Work out how many lines in the entries below include the word "this". Give nothing but the number.

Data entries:
>> start

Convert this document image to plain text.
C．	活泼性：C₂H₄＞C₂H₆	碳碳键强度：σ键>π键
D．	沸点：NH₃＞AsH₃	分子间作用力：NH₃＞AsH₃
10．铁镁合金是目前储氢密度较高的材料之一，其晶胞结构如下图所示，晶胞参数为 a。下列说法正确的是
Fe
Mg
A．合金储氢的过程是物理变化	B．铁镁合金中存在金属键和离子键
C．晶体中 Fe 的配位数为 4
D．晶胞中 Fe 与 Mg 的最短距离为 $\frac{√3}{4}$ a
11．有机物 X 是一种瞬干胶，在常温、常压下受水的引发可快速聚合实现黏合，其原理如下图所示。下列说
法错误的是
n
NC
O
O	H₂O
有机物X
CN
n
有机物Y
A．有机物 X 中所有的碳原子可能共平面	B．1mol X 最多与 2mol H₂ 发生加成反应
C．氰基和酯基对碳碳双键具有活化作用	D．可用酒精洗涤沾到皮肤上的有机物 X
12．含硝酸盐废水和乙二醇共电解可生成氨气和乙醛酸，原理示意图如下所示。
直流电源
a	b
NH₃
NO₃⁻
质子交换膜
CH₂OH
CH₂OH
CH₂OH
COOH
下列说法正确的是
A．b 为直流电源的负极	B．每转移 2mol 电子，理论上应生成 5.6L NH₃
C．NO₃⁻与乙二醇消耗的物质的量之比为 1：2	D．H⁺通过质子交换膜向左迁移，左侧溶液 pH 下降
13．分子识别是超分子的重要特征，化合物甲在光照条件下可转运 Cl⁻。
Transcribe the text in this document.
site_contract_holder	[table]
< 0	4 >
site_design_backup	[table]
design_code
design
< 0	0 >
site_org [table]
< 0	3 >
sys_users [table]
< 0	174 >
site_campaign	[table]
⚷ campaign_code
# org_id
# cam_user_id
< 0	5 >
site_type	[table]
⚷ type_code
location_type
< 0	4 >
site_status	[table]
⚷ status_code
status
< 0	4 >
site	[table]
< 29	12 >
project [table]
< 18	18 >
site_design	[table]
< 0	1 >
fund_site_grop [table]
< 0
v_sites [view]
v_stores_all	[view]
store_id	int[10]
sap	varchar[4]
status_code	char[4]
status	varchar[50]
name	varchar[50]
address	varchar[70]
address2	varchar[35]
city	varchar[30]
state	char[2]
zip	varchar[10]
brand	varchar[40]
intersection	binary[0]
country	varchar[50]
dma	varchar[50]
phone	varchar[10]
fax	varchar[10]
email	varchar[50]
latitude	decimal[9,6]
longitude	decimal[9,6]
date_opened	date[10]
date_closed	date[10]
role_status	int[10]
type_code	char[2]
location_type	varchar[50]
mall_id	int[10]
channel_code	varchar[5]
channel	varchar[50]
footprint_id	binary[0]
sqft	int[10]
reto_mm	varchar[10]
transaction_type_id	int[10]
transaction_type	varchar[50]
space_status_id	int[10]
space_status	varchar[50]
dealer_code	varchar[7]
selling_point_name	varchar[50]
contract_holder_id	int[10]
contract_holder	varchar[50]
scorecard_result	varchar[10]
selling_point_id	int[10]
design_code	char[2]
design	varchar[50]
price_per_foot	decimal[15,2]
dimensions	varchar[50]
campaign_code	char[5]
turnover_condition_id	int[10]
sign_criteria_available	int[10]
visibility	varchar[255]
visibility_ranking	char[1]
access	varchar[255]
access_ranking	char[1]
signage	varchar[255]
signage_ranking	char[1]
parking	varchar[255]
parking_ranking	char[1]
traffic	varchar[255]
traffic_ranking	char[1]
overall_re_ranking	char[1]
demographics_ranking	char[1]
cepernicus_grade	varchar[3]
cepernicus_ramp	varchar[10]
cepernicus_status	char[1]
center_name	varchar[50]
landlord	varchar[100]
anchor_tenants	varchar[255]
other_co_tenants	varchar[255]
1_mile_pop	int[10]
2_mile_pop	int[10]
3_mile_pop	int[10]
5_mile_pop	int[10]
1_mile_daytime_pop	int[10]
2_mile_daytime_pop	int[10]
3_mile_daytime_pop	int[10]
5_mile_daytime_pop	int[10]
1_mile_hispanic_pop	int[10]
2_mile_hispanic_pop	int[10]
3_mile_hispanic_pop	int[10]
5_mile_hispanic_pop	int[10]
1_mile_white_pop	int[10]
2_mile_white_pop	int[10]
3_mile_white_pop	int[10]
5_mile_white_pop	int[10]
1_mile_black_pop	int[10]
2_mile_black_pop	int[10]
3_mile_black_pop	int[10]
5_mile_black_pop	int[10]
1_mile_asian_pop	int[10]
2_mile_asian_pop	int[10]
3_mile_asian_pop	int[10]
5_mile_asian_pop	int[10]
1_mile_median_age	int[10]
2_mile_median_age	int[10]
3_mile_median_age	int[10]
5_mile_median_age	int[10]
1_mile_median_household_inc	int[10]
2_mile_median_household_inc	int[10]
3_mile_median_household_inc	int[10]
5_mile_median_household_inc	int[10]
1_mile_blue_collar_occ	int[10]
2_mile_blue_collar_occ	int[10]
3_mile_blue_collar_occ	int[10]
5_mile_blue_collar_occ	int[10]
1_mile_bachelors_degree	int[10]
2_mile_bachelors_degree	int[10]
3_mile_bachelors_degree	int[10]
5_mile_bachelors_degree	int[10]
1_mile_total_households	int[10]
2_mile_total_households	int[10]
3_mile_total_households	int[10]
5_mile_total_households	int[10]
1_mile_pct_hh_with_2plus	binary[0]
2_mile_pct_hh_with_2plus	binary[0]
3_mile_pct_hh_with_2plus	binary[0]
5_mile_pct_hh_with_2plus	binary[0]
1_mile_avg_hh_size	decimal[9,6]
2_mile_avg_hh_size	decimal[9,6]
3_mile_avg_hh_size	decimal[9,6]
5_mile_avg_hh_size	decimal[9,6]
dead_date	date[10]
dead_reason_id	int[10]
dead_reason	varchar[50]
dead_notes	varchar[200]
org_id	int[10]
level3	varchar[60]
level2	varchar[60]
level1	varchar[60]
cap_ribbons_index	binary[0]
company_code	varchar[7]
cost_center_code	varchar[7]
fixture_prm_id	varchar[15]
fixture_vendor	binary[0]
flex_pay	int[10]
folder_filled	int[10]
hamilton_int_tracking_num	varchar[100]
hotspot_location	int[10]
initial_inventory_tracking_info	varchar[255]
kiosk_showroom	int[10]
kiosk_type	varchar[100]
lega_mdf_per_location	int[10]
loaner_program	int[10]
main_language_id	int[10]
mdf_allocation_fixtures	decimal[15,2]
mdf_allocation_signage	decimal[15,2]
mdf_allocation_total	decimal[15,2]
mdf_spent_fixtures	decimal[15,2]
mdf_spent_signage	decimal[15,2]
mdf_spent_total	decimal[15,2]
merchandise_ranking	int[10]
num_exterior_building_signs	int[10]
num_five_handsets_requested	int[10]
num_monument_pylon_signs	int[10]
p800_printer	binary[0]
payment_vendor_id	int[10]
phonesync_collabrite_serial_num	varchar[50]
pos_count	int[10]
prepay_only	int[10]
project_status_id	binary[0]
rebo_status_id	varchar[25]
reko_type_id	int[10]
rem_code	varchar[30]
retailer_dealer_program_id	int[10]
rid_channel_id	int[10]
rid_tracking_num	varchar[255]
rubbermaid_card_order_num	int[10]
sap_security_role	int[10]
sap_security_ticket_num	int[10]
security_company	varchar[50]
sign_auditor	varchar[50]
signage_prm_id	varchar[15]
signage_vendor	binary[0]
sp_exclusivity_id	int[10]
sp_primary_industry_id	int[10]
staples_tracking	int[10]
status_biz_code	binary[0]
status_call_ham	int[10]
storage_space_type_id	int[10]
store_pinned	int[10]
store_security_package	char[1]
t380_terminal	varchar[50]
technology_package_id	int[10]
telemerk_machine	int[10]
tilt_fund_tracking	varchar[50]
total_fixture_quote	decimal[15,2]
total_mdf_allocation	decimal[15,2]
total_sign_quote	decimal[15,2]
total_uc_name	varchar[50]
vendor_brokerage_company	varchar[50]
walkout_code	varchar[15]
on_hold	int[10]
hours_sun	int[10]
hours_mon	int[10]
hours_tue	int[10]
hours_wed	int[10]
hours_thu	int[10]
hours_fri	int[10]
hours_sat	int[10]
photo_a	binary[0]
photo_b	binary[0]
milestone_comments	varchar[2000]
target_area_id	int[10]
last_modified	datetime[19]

>> end

SOLVED EXERCISE: 2